• Task prompt: You are to retype all of the data exactly as it appears.

##### Material for the task

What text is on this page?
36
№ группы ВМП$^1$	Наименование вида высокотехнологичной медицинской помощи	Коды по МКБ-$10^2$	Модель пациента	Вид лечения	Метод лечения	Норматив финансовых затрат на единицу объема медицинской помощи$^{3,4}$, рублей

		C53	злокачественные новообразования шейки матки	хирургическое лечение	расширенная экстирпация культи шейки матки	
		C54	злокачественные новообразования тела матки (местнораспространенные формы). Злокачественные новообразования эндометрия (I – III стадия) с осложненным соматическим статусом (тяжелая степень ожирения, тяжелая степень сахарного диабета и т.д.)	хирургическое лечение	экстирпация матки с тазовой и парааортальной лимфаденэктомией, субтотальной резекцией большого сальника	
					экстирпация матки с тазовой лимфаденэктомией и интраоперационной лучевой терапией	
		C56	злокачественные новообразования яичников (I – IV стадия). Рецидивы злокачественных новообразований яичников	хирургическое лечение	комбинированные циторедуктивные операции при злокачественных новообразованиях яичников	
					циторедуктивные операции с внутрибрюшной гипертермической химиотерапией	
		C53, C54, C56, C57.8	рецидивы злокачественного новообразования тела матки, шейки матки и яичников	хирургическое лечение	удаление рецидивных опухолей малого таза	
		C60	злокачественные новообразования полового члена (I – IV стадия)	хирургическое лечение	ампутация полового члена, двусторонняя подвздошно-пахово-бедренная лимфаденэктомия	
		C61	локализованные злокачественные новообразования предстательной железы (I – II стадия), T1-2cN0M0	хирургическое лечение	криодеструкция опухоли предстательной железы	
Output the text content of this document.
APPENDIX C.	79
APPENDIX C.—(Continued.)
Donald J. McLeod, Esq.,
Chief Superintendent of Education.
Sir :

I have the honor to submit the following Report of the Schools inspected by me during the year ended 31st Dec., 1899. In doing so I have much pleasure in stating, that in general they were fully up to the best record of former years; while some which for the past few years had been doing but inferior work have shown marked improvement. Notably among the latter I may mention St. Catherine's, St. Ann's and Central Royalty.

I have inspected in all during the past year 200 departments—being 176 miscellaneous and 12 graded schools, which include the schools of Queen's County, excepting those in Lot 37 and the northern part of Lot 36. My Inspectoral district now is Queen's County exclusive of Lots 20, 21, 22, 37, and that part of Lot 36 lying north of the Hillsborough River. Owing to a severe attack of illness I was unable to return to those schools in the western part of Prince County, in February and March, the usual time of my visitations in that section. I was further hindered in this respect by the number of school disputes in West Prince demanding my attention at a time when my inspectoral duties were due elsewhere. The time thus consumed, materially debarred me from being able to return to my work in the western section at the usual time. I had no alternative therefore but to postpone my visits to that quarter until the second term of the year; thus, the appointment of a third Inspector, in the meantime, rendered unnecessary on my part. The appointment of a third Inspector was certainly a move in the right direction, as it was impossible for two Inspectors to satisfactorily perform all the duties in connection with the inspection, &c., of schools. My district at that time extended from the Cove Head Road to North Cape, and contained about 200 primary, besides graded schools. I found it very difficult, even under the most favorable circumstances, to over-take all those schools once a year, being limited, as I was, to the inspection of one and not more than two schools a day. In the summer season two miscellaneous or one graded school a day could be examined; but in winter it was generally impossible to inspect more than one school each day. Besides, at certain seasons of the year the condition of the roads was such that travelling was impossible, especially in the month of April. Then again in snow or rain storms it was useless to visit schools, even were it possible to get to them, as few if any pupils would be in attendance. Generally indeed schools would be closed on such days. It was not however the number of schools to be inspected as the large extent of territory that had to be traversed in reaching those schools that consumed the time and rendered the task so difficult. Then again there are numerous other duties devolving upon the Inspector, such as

##########

• Result of the exercise:
What text is on this page?
36
№ группы ВМП$^1$	Наименование вида высокотехнологичной медицинской помощи	Коды по МКБ-$10^2$	Модель пациента	Вид лечения	Метод лечения	Норматив финансовых затрат на единицу объема медицинской помощи$^{3,4}$, рублей

		C53	злокачественные новообразования шейки матки	хирургическое лечение	расширенная экстирпация культи шейки матки	
		C54	злокачественные новообразования тела матки (местнораспространенные формы). Злокачественные новообразования эндометрия (I – III стадия) с осложненным соматическим статусом (тяжелая степень ожирения, тяжелая степень сахарного диабета и т.д.)	хирургическое лечение	экстирпация матки с тазовой и парааортальной лимфаденэктомией, субтотальной резекцией большого сальника	
					экстирпация матки с тазовой лимфаденэктомией и интраоперационной лучевой терапией	
		C56	злокачественные новообразования яичников (I – IV стадия). Рецидивы злокачественных новообразований яичников	хирургическое лечение	комбинированные циторедуктивные операции при злокачественных новообразованиях яичников	
					циторедуктивные операции с внутрибрюшной гипертермической химиотерапией	
		C53, C54, C56, C57.8	рецидивы злокачественного новообразования тела матки, шейки матки и яичников	хирургическое лечение	удаление рецидивных опухолей малого таза	
		C60	злокачественные новообразования полового члена (I – IV стадия)	хирургическое лечение	ампутация полового члена, двусторонняя подвздошно-пахово-бедренная лимфаденэктомия	
		C61	локализованные злокачественные новообразования предстательной железы (I – II стадия), T1-2cN0M0	хирургическое лечение	криодеструкция опухоли предстательной железы	
Output the text content of this document.
APPENDIX C.	79
APPENDIX C.—(Continued.)
Donald J. McLeod, Esq.,
Chief Superintendent of Education.
Sir :

I have the honor to submit the following Report of the Schools inspected by me during the year ended 31st Dec., 1899. In doing so I have much pleasure in stating, that in general they were fully up to the best record of former years; while some which for the past few years had been doing but inferior work have shown marked improvement. Notably among the latter I may mention St. Catherine's, St. Ann's and Central Royalty.

I have inspected in all during the past year 200 departments—being 176 miscellaneous and 12 graded schools, which include the schools of Queen's County, excepting those in Lot 37 and the northern part of Lot 36. My Inspectoral district now is Queen's County exclusive of Lots 20, 21, 22, 37, and that part of Lot 36 lying north of the Hillsborough River. Owing to a severe attack of illness I was unable to return to those schools in the western part of Prince County, in February and March, the usual time of my visitations in that section. I was further hindered in this respect by the number of school disputes in West Prince demanding my attention at a time when my inspectoral duties were due elsewhere. The time thus consumed, materially debarred me from being able to return to my work in the western section at the usual time. I had no alternative therefore but to postpone my visits to that quarter until the second term of the year; thus, the appointment of a third Inspector, in the meantime, rendered unnecessary on my part. The appointment of a third Inspector was certainly a move in the right direction, as it was impossible for two Inspectors to satisfactorily perform all the duties in connection with the inspection, &c., of schools. My district at that time extended from the Cove Head Road to North Cape, and contained about 200 primary, besides graded schools. I found it very difficult, even under the most favorable circumstances, to over-take all those schools once a year, being limited, as I was, to the inspection of one and not more than two schools a day. In the summer season two miscellaneous or one graded school a day could be examined; but in winter it was generally impossible to inspect more than one school each day. Besides, at certain seasons of the year the condition of the roads was such that travelling was impossible, especially in the month of April. Then again in snow or rain storms it was useless to visit schools, even were it possible to get to them, as few if any pupils would be in attendance. Generally indeed schools would be closed on such days. It was not however the number of schools to be inspected as the large extent of territory that had to be traversed in reaching those schools that consumed the time and rendered the task so difficult. Then again there are numerous other duties devolving upon the Inspector, such as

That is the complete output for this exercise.